▸ What the task asks:
Pull out every line with the word "head" from the entries below.

▸ Material for this task:
** Begin **

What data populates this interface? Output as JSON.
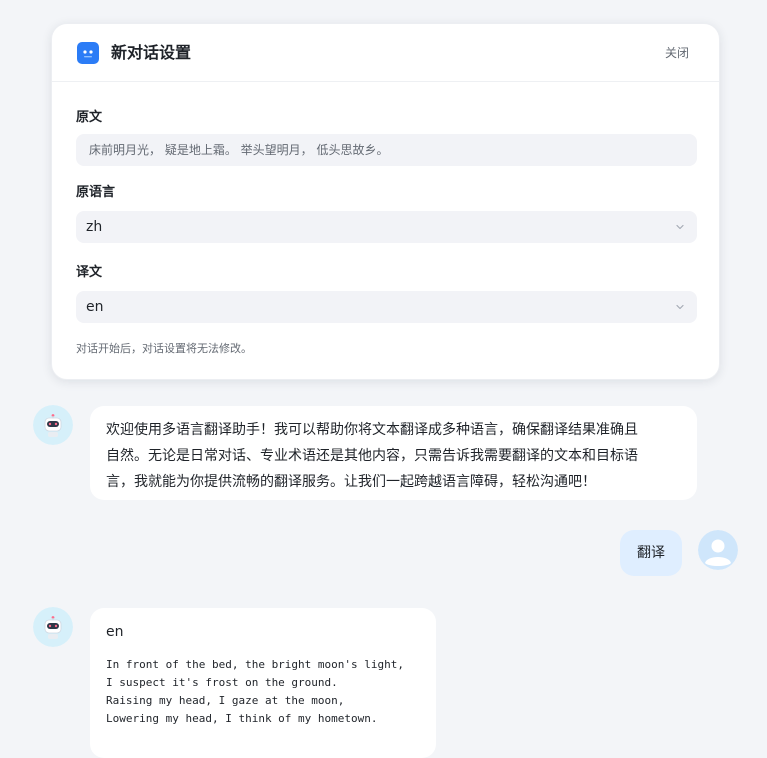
{
  "settings": {
    "title": "新对话设置",
    "close_label": "关闭",
    "source_text_label": "原文",
    "source_text_value": "床前明月光， 疑是地上霜。 举头望明月， 低头思故乡。",
    "source_lang_label": "原语言",
    "source_lang_value": "zh",
    "target_lang_label": "译文",
    "target_lang_value": "en",
    "hint": "对话开始后，对话设置将无法修改。",
    "icons": {
      "bot": "bot-icon",
      "chevron": "chevron-down-icon"
    }
  },
  "chat": {
    "welcome": {
      "line1": "欢迎使用多语言翻译助手！我可以帮助你将文本翻译成多种语言，确保翻译结果准确且",
      "line2": "自然。无论是日常对话、专业术语还是其他内容，只需告诉我需要翻译的文本和目标语",
      "line3": "言，我就能为你提供流畅的翻译服务。让我们一起跨越语言障碍，轻松沟通吧！"
    },
    "user_message": "翻译",
    "result": {
      "language": "en",
      "lines": [
        "In front of the bed, the bright moon's light,",
        "I suspect it's frost on the ground.",
        "Raising my head, I gaze at the moon,",
        "Lowering my head, I think of my hometown."
      ]
    },
    "avatars": {
      "bot": "robot-avatar",
      "user": "user-avatar"
    }
  },
  "colors": {
    "background": "#f3f5f8",
    "accent": "#2b7cf6",
    "user_bubble": "#dfeeff",
    "field_bg": "#f2f3f7"
  }
}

** End **

▸ Reply to the exercise:
        "Raising my head, I gaze at the moon,",
        "Lowering my head, I think of my hometown."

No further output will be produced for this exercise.